[Data entries]
## begin

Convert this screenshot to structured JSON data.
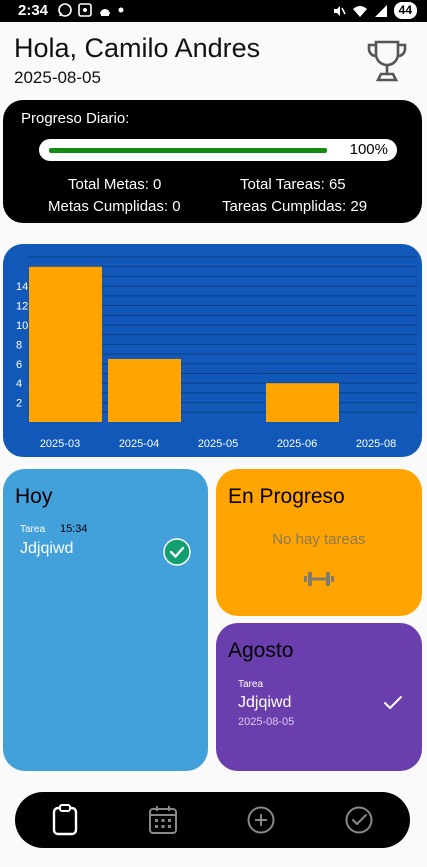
{
  "status_bar": {
    "time": "2:34",
    "battery": "44",
    "icons": [
      "whatsapp-icon",
      "screenshot-icon",
      "android-icon",
      "dot-icon",
      "mute-icon",
      "wifi-icon",
      "signal-icon",
      "battery-icon"
    ]
  },
  "header": {
    "greeting": "Hola, Camilo Andres",
    "date": "2025-08-05",
    "trophy_icon": "trophy-icon"
  },
  "progress": {
    "title": "Progreso Diario:",
    "percent_label": "100%",
    "percent_value": 1.0,
    "fill_color": "#138c13",
    "total_metas": "Total Metas: 0",
    "total_tareas": "Total Tareas: 65",
    "metas_cumplidas": "Metas Cumplidas: 0",
    "tareas_cumplidas": "Tareas Cumplidas: 29"
  },
  "chart_data": {
    "type": "bar",
    "categories": [
      "2025-03",
      "2025-04",
      "2025-05",
      "2025-06",
      "2025-08"
    ],
    "values": [
      16,
      6.5,
      0,
      4,
      0
    ],
    "yticks": [
      "2",
      "4",
      "6",
      "8",
      "10",
      "12",
      "14"
    ],
    "ylim": [
      0,
      17
    ],
    "bar_color": "#ffa400",
    "background": "#1158b8",
    "grid": true
  },
  "cards": {
    "hoy": {
      "title": "Hoy",
      "task_type": "Tarea",
      "task_time": "15:34",
      "task_name": "Jdjqiwd",
      "status_icon": "check-circle-icon"
    },
    "en_progreso": {
      "title": "En Progreso",
      "empty_text": "No hay tareas",
      "icon": "dumbbell-icon"
    },
    "agosto": {
      "title": "Agosto",
      "task_type": "Tarea",
      "task_name": "Jdjqiwd",
      "task_date": "2025-08-05",
      "status_icon": "check-icon"
    }
  },
  "nav": {
    "items": [
      "clipboard-icon",
      "calendar-icon",
      "add-circle-icon",
      "check-circle-icon"
    ]
  },
  "colors": {
    "hoy": "#42a0da",
    "en_progreso": "#ffa400",
    "agosto": "#6a3fad"
  }
}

## end

## Directions for this task
All of the material above needs to be restated exactly, with no pictures.

## Output for this task
Convert this screenshot to structured JSON data.
{
  "status_bar": {
    "time": "2:34",
    "battery": "44",
    "icons": [
      "whatsapp-icon",
      "screenshot-icon",
      "android-icon",
      "dot-icon",
      "mute-icon",
      "wifi-icon",
      "signal-icon",
      "battery-icon"
    ]
  },
  "header": {
    "greeting": "Hola, Camilo Andres",
    "date": "2025-08-05",
    "trophy_icon": "trophy-icon"
  },
  "progress": {
    "title": "Progreso Diario:",
    "percent_label": "100%",
    "percent_value": 1.0,
    "fill_color": "#138c13",
    "total_metas": "Total Metas: 0",
    "total_tareas": "Total Tareas: 65",
    "metas_cumplidas": "Metas Cumplidas: 0",
    "tareas_cumplidas": "Tareas Cumplidas: 29"
  },
  "chart_data": {
    "type": "bar",
    "categories": [
      "2025-03",
      "2025-04",
      "2025-05",
      "2025-06",
      "2025-08"
    ],
    "values": [
      16,
      6.5,
      0,
      4,
      0
    ],
    "yticks": [
      "2",
      "4",
      "6",
      "8",
      "10",
      "12",
      "14"
    ],
    "ylim": [
      0,
      17
    ],
    "bar_color": "#ffa400",
    "background": "#1158b8",
    "grid": true
  },
  "cards": {
    "hoy": {
      "title": "Hoy",
      "task_type": "Tarea",
      "task_time": "15:34",
      "task_name": "Jdjqiwd",
      "status_icon": "check-circle-icon"
    },
    "en_progreso": {
      "title": "En Progreso",
      "empty_text": "No hay tareas",
      "icon": "dumbbell-icon"
    },
    "agosto": {
      "title": "Agosto",
      "task_type": "Tarea",
      "task_name": "Jdjqiwd",
      "task_date": "2025-08-05",
      "status_icon": "check-icon"
    }
  },
  "nav": {
    "items": [
      "clipboard-icon",
      "calendar-icon",
      "add-circle-icon",
      "check-circle-icon"
    ]
  },
  "colors": {
    "hoy": "#42a0da",
    "en_progreso": "#ffa400",
    "agosto": "#6a3fad"
  }
}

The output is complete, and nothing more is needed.